* [Work to be completed]: Check every line below for the word "counts" and copy the ones that have it.

* [Items]:
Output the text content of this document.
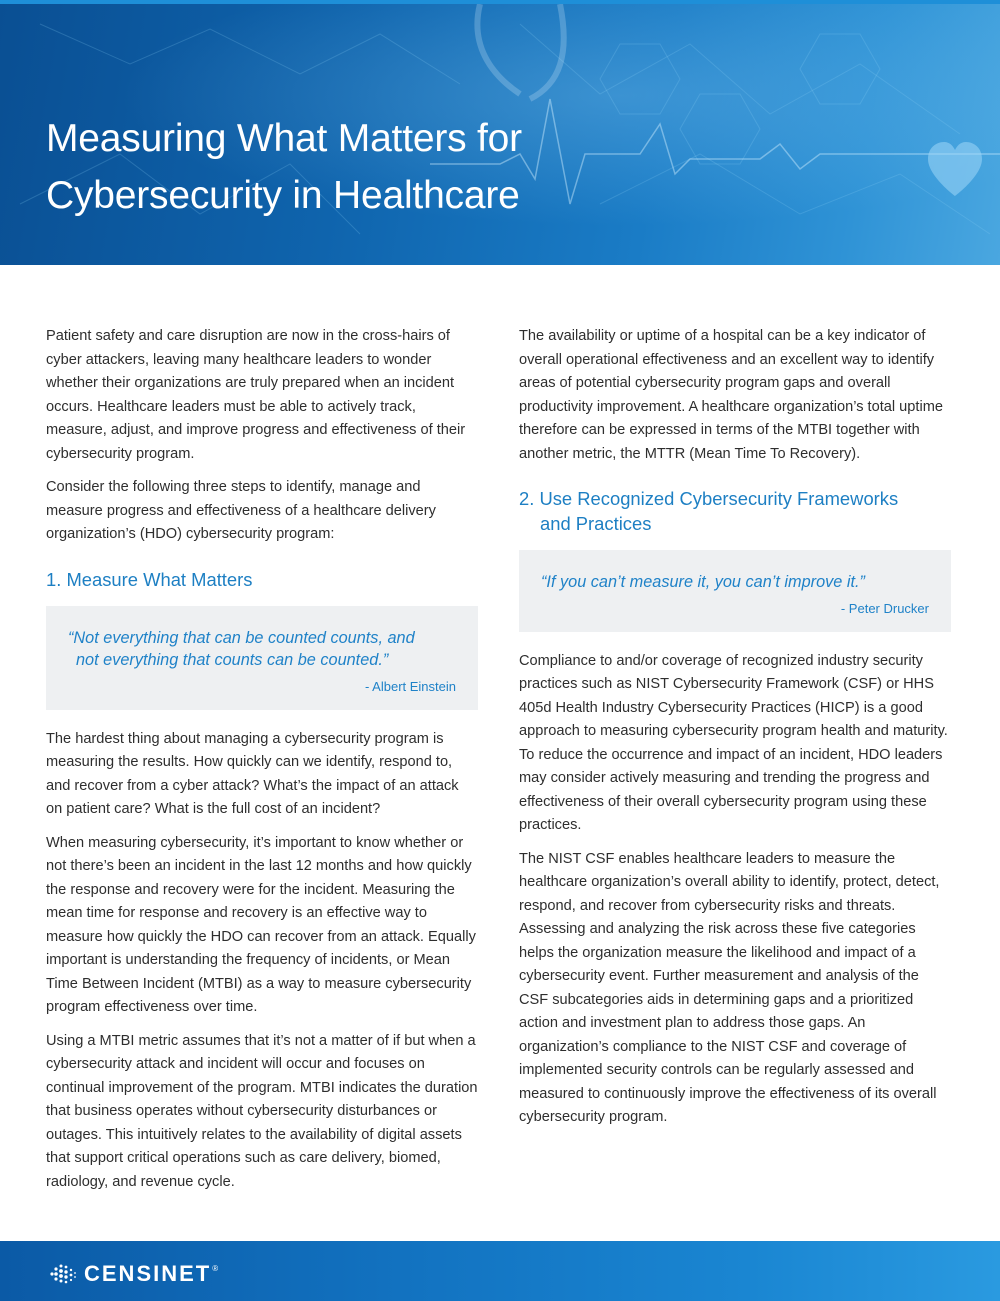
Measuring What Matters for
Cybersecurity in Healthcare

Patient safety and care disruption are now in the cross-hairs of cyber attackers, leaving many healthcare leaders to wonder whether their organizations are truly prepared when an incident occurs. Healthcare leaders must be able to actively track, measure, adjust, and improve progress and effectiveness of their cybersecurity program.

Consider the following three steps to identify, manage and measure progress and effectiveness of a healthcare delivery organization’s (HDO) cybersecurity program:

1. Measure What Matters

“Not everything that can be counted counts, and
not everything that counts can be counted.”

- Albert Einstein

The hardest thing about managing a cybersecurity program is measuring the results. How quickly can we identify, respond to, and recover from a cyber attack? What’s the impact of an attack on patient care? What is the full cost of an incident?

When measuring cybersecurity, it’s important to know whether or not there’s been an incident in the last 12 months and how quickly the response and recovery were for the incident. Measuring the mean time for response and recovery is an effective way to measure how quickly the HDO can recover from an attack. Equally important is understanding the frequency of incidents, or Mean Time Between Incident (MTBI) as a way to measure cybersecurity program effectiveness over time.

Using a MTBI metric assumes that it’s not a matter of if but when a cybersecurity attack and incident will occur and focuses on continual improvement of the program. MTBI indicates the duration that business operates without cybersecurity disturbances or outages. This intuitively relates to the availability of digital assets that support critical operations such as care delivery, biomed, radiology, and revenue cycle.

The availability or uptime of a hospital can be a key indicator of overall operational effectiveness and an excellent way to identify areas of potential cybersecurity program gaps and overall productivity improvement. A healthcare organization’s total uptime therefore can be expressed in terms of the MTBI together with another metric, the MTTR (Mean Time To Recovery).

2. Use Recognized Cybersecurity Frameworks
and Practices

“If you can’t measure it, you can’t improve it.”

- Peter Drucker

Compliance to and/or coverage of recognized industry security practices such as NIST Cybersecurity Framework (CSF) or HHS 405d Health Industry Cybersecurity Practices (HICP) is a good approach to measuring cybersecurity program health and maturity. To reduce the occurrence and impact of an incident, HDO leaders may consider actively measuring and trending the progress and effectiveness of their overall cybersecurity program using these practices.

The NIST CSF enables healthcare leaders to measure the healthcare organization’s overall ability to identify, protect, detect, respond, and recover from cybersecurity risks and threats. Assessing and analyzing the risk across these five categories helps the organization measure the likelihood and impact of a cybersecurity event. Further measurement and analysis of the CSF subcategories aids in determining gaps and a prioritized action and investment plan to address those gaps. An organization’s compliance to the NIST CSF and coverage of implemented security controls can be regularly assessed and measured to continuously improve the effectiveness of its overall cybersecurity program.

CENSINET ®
* * *
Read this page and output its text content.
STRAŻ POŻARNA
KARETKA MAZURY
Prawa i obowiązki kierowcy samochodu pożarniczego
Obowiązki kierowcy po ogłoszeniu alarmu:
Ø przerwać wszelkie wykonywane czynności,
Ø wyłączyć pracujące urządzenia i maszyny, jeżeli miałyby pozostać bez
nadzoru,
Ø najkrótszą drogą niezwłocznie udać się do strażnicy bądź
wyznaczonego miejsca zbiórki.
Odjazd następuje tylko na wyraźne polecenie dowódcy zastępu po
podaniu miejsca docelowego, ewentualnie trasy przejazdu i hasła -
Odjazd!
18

* [Task answer]:
“Not everything that can be counted counts, and
not everything that counts can be counted.”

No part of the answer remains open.